* [Problems to solve]
A. From the post about being seen as stupid or lazy, return the part starting with "I started doing" and going on through "could be changed.", copied word for word.
B. For each statement about the post on being seen as stupid or lazy, answer yes or no and quote the words that decide it: (i) The writer got an A in the class. (ii) In high school, people thought the writer was smart because the writer was talkative. (iii) The writer would rather girls thought the writer had a good personality.

* [Passage shown]
%%
My dilema: to be stupid or lazy

To be seen as stupid or lazy? Which would you choose?

This has been a debate in my mind over the last several years. In college, I started skipping class, and not studying because in my mind, it felt better if people thought I was lazy than realizing I was stupid.

I once had a professor tell me I was an A student doing C work. Honestly, I thought I was a C/D student doing F work. I got an A in the class, but I don’t know how. I think it was one of 5 classes I got higher than a C.

I started doing bad in class, and I didn’t want the truth to come out- I’m dumb.

See, in highschool, people thought I was smart because I was quiet. But not really the case. I figured if I’m not going to be all that bright, I might as well have some fun.

 

I guess it’s kinda like- would I rather people think me attractive , but have a bad personality or have a good personality, but ugly. I’d rather girls thought I was good-looking. My personality could be changed.
%%
(Element and region data)
%%
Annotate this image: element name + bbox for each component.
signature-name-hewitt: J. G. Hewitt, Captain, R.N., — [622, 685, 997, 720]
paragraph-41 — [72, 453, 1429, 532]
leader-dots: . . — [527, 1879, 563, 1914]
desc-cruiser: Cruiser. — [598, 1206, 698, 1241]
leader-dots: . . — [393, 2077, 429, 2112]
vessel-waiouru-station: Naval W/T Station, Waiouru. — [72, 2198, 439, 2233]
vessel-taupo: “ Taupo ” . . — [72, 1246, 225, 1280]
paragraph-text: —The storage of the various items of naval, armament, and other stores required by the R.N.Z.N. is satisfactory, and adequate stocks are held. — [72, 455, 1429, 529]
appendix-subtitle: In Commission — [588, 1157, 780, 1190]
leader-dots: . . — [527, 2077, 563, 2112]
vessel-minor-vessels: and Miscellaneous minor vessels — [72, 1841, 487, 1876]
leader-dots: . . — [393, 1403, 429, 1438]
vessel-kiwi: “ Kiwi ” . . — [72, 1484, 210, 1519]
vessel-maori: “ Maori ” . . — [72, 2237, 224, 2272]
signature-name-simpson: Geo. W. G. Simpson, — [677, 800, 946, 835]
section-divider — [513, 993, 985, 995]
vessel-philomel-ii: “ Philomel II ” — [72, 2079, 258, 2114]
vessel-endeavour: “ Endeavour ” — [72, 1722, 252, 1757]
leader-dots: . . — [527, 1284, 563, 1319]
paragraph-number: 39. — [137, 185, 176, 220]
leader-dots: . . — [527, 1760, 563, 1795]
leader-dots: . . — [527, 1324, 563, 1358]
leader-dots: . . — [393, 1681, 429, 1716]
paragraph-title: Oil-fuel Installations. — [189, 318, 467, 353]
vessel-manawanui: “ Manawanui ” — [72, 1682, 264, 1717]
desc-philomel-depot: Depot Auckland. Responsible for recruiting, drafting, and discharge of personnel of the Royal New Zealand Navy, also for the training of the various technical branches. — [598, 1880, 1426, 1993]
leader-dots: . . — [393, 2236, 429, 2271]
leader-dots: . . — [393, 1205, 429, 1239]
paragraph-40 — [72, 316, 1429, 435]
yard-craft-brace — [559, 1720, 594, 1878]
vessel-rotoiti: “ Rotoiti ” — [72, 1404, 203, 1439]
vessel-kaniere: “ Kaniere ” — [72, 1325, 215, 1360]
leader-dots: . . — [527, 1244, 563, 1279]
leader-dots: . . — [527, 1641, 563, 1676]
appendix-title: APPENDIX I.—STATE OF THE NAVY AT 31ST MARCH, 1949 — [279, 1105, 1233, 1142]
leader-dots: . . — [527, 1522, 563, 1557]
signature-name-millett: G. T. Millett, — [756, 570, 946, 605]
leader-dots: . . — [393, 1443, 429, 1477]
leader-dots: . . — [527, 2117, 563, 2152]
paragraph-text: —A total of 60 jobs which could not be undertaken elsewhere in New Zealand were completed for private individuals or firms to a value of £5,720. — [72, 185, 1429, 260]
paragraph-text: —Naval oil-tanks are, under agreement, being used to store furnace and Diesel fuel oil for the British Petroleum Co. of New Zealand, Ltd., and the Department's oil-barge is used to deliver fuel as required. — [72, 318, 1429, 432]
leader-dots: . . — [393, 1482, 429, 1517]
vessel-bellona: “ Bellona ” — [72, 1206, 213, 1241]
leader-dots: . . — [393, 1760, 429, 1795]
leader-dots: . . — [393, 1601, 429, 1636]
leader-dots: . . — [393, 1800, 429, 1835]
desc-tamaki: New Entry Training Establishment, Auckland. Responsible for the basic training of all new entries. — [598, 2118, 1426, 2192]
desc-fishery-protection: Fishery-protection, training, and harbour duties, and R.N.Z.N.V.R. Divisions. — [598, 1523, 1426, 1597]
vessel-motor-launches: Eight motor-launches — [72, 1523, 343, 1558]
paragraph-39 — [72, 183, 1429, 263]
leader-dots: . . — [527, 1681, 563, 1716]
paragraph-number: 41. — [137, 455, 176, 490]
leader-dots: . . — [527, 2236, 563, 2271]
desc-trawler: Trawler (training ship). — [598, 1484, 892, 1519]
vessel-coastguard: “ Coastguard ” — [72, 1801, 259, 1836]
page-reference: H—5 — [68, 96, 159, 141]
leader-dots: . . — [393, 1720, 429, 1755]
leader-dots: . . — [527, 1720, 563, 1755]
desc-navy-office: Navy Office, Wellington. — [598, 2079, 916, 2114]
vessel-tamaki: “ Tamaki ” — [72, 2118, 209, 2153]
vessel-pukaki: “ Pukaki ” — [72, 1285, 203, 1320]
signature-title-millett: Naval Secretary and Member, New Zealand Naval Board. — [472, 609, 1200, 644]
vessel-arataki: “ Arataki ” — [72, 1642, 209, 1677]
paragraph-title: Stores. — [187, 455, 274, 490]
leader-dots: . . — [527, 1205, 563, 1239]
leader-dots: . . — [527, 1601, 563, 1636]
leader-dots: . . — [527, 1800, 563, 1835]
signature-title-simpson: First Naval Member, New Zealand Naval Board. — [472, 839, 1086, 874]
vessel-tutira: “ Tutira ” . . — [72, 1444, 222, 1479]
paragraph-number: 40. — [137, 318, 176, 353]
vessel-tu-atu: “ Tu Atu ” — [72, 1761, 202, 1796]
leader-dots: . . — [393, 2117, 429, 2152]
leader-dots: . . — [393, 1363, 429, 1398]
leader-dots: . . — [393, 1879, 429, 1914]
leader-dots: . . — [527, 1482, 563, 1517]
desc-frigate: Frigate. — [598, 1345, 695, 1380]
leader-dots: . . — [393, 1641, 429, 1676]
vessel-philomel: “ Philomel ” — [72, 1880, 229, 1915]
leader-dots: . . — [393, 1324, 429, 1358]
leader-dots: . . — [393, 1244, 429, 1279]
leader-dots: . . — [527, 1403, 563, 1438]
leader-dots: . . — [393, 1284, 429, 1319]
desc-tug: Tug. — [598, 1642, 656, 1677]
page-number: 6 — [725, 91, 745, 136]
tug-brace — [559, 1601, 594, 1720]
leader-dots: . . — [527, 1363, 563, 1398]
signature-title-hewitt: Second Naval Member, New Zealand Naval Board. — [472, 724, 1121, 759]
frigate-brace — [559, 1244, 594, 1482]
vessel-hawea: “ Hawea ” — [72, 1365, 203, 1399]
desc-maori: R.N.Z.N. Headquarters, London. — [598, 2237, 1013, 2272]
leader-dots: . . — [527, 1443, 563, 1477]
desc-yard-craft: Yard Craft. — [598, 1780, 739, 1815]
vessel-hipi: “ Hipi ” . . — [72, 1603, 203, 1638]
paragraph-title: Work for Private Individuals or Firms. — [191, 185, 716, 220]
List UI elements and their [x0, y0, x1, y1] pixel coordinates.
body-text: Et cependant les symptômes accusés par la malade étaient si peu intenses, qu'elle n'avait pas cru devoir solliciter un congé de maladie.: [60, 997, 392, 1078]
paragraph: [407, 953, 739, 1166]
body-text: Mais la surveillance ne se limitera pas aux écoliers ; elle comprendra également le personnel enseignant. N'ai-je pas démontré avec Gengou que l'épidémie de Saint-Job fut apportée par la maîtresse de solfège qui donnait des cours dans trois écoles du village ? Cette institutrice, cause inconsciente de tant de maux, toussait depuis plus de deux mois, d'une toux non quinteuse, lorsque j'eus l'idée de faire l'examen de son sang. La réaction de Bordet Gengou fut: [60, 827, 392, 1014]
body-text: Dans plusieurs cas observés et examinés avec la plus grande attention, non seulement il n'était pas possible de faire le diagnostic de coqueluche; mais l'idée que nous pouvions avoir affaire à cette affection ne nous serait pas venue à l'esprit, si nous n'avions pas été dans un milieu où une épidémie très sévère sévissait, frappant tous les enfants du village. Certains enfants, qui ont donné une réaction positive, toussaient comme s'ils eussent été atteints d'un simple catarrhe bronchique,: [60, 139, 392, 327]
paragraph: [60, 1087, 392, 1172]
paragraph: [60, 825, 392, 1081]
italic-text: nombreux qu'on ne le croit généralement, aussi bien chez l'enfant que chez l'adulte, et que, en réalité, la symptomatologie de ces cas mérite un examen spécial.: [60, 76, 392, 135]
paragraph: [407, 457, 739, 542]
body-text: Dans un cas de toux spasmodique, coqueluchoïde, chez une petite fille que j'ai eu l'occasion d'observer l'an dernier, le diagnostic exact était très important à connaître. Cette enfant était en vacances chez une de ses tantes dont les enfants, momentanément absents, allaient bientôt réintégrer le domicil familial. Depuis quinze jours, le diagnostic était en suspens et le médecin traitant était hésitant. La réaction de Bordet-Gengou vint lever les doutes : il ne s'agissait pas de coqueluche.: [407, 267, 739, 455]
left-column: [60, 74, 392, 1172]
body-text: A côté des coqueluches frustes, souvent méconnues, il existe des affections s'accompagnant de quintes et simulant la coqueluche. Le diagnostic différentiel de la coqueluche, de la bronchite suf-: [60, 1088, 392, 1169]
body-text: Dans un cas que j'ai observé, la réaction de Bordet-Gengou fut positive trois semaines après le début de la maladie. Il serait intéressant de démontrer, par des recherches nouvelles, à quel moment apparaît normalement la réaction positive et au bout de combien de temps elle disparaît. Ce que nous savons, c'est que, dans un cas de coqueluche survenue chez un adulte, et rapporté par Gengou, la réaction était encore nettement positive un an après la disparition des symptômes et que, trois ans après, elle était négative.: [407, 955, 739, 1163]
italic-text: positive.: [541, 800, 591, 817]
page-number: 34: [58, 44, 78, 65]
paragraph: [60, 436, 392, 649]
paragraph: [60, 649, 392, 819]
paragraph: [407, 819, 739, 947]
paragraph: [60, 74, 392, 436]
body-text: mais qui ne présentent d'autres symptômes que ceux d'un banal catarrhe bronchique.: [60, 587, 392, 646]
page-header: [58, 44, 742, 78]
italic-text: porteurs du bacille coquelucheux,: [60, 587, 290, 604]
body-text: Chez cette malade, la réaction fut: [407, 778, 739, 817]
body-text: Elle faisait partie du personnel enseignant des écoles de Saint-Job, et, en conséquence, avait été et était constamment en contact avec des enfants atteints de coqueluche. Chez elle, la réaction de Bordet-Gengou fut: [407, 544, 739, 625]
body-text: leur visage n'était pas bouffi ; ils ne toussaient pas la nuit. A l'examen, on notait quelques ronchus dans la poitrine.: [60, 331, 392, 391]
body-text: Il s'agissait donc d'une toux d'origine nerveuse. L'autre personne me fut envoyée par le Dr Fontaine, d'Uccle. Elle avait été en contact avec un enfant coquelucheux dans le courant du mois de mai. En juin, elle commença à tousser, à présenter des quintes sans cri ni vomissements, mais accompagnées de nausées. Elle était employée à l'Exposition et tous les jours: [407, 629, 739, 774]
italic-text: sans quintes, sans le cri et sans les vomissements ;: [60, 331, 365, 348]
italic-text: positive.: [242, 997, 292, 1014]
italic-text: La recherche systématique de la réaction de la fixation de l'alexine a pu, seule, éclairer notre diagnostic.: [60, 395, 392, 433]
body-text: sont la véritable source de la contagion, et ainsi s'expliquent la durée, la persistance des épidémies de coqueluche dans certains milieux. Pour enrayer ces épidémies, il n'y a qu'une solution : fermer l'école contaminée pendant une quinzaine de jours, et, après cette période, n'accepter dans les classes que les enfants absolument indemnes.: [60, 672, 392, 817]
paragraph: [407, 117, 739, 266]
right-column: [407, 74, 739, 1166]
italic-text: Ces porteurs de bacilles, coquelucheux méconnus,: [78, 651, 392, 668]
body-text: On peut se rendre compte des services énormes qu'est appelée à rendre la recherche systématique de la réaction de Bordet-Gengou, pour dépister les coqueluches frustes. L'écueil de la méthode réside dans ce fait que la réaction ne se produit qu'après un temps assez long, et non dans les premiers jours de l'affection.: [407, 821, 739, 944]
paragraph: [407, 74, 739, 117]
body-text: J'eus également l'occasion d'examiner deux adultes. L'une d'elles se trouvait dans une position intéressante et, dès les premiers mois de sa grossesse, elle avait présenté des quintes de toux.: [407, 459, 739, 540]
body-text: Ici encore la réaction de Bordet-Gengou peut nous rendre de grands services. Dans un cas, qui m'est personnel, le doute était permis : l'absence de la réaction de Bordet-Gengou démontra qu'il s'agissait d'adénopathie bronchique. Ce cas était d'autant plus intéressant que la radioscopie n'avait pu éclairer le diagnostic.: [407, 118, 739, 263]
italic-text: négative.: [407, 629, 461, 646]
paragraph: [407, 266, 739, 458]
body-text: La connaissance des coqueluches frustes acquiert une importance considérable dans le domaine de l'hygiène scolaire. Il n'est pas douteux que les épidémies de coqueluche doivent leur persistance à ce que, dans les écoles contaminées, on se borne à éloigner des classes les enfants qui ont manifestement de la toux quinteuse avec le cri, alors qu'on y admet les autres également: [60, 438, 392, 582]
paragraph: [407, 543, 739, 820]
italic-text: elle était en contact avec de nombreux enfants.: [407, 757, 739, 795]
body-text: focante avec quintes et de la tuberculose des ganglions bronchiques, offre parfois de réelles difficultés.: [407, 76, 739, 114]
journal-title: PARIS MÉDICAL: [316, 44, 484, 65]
%%
* [Task-by-task results]
A.
I started doing bad in class, and I didn’t want the truth to come out- I’m dumb.

See, in highschool, people thought I was smart because I was quiet. But not really the case. I figured if I’m not going to be all that bright, I might as well have some fun.

 

I guess it’s kinda like- would I rather people think me attractive , but have a bad personality or have a good personality, but ugly. I’d rather girls thought I was good-looking. My personality could be changed.

B.
(i) Yes: "I got an A in the class, but I don’t know how."
(ii) No: "people thought I was smart because I was quiet."
(iii) No: "I’d rather girls thought I was good-looking."